• _Given request_
Look below. Copy each line that has "header" in it.

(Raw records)
____
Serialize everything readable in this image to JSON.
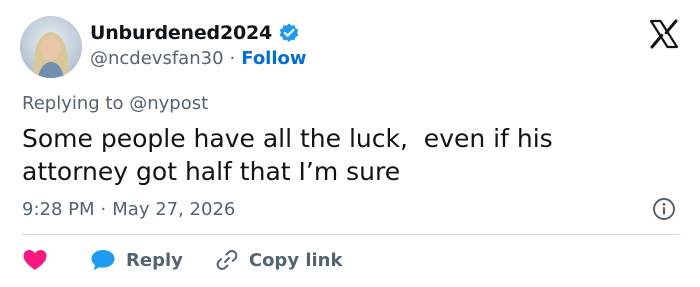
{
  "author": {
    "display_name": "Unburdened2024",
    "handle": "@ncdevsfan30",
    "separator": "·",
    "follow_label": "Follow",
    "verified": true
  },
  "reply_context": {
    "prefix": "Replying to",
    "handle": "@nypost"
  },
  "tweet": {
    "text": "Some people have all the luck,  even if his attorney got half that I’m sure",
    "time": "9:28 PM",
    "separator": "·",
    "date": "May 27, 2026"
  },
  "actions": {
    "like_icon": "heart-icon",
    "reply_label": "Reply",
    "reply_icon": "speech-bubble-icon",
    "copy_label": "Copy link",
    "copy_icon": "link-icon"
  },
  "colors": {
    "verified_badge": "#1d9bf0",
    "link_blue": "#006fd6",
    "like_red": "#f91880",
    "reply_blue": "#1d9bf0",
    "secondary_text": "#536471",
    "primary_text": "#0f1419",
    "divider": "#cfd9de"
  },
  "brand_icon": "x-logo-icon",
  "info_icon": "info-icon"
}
____
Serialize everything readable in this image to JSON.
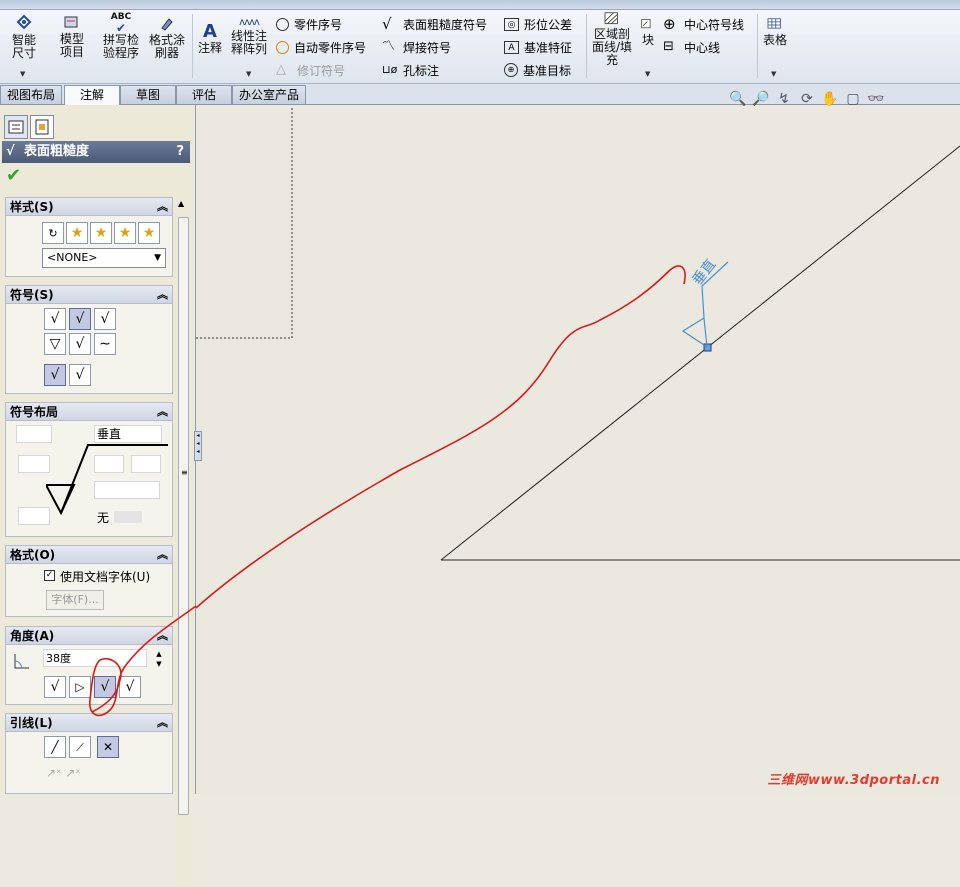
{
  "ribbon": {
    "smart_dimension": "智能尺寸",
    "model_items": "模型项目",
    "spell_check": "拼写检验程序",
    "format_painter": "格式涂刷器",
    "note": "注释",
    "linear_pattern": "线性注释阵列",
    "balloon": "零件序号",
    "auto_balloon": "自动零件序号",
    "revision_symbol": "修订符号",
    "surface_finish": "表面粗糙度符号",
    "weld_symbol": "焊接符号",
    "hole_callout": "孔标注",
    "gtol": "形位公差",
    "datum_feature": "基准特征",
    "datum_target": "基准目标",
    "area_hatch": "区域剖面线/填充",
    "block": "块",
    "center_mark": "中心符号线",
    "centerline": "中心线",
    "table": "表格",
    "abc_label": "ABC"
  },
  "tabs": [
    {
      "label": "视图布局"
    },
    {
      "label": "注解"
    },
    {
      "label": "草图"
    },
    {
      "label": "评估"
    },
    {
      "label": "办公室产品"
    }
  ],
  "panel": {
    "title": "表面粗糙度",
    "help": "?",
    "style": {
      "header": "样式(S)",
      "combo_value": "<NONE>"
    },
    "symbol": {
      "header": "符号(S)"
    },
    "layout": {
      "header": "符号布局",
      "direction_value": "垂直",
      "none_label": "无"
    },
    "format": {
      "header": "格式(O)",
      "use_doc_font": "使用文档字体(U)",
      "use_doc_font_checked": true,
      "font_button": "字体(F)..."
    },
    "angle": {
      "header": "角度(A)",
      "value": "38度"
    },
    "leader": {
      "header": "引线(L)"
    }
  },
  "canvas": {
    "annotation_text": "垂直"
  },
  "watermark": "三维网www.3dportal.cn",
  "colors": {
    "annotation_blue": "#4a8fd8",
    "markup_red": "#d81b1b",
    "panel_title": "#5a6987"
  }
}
____
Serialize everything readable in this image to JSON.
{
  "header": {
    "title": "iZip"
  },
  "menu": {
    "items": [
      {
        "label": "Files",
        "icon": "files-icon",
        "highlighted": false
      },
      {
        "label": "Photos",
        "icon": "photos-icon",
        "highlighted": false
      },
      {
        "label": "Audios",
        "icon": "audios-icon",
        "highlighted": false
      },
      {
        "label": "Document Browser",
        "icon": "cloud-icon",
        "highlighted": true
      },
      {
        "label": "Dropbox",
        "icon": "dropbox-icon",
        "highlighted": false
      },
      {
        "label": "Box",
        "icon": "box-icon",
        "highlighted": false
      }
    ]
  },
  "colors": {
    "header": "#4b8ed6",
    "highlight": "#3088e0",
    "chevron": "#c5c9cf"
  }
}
____
• _Result for this exercise_
      "header": "样式(S)",
      "header": "符号(S)"
      "header": "符号布局",
      "header": "格式(O)",
      "header": "角度(A)",
      "header": "引线(L)"
  "header": {
    "header": "#4b8ed6",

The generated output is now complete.